• **Input material**:
____________________

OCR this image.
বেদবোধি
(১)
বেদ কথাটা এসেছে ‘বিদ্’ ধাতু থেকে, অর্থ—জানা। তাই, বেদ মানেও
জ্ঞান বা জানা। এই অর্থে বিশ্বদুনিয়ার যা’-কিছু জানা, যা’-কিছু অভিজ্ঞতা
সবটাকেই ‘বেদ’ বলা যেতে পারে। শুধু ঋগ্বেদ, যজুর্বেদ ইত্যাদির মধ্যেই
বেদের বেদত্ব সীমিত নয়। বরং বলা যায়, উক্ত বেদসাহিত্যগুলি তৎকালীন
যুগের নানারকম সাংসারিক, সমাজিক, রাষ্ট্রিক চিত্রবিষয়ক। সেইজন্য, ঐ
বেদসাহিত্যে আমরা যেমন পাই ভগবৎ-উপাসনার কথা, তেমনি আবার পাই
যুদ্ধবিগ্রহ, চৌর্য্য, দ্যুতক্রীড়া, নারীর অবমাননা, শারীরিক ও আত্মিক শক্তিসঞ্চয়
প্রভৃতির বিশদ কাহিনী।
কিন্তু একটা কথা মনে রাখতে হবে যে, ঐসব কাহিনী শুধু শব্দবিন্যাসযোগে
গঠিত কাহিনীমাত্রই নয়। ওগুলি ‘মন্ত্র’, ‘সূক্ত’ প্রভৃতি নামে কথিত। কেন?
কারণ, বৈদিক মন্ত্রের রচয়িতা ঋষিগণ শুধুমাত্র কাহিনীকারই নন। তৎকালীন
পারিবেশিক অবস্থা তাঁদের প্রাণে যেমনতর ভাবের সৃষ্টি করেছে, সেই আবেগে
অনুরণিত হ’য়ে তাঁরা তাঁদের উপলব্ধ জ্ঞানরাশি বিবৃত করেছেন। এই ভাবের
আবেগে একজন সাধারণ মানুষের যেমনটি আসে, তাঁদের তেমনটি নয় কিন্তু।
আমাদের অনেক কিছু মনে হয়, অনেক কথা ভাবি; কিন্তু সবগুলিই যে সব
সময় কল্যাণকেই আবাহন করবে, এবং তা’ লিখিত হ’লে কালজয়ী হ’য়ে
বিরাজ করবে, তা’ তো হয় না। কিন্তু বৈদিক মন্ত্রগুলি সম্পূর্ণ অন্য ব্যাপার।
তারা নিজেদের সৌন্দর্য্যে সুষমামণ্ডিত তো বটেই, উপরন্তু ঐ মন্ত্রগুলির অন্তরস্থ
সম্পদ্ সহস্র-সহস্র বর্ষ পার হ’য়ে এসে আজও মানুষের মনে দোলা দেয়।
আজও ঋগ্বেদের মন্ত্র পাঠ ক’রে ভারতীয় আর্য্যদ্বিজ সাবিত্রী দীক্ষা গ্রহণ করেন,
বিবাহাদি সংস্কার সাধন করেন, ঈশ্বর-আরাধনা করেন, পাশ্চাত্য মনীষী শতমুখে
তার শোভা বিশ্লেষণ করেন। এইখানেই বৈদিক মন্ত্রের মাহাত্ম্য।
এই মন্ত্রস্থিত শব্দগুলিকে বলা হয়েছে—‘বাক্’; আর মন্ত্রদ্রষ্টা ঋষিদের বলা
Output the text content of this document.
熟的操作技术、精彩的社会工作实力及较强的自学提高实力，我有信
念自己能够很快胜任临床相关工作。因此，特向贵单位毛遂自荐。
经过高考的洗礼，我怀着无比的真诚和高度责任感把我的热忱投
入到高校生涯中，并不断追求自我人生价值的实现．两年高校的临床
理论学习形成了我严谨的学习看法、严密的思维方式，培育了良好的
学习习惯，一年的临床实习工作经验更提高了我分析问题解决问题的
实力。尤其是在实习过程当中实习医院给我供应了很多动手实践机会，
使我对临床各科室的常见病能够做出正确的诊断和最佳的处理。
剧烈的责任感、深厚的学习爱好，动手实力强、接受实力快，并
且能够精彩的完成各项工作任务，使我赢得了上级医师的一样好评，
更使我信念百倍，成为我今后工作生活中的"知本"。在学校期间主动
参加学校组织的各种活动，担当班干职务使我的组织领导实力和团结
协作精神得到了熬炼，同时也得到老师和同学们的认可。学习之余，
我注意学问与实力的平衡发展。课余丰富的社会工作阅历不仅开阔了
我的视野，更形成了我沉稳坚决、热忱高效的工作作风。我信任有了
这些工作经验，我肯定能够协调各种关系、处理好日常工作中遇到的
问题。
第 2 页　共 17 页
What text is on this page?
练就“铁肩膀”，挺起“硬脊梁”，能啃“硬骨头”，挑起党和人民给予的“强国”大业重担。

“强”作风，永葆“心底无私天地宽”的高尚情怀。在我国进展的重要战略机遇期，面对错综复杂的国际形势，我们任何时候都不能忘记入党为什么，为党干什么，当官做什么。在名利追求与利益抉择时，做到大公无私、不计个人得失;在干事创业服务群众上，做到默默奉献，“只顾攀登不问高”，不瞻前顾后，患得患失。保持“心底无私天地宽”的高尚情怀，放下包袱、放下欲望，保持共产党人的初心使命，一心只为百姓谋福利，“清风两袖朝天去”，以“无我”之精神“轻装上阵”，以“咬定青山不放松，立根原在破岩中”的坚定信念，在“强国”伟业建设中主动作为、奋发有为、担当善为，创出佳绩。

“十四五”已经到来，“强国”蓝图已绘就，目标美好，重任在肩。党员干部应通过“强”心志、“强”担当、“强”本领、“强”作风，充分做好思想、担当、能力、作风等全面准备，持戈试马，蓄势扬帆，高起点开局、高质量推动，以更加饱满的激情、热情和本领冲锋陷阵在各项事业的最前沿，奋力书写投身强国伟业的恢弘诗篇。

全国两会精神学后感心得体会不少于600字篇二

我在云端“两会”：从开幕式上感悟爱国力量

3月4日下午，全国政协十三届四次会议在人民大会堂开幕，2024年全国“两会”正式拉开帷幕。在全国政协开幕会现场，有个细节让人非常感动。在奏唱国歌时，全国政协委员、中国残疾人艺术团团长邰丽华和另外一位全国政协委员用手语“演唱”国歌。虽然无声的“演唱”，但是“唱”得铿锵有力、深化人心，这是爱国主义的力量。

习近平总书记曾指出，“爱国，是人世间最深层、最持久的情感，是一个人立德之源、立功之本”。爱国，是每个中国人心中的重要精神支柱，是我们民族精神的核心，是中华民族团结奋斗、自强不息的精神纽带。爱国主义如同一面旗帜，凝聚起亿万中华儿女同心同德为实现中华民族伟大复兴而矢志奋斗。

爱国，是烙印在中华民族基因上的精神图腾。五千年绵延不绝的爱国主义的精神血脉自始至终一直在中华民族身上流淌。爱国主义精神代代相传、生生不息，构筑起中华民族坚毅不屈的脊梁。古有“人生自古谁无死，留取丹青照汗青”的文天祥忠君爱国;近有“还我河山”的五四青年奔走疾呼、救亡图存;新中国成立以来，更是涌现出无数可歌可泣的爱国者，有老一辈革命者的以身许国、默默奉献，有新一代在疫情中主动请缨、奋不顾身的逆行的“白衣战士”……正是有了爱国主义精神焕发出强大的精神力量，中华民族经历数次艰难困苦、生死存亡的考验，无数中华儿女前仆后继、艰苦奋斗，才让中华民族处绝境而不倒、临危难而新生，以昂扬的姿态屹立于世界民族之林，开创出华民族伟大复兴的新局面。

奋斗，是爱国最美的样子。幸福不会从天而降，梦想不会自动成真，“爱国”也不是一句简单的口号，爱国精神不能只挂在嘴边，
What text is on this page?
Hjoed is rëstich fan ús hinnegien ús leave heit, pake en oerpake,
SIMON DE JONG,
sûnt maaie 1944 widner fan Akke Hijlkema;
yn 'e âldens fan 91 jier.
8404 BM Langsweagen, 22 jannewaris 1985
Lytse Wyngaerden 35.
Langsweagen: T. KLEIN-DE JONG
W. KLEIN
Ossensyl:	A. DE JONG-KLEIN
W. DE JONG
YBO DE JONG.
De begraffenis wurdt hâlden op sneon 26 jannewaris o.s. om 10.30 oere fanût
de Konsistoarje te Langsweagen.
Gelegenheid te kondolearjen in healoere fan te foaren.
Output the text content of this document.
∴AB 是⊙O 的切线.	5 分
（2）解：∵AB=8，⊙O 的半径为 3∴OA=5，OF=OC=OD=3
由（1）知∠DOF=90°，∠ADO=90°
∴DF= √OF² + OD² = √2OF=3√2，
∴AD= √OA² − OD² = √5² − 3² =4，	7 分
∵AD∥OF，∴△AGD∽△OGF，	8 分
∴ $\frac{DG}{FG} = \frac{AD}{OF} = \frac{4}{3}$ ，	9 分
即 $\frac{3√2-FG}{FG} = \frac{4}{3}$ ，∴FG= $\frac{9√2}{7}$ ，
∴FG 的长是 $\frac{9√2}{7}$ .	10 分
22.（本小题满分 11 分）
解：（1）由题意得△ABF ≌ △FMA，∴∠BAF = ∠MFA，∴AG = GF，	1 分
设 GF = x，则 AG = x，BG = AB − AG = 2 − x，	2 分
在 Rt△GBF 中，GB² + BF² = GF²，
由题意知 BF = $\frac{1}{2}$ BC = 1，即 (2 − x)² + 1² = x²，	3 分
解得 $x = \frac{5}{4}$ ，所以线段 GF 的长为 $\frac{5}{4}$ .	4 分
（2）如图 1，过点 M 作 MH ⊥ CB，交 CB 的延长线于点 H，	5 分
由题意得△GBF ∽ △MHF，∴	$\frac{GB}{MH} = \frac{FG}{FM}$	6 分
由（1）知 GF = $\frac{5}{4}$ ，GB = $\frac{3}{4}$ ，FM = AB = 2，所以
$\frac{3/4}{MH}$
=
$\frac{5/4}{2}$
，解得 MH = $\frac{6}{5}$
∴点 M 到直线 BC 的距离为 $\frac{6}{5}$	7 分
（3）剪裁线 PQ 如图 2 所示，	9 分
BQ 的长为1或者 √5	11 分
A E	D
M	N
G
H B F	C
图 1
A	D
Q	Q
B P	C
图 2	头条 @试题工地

____________________

• **What the exercise asks**:
Where a line in the entries holds the word "JONG", copy that line.

• **Solution**:
SIMON DE JONG,
Langsweagen: T. KLEIN-DE JONG
Ossensyl:	A. DE JONG-KLEIN
W. DE JONG
YBO DE JONG.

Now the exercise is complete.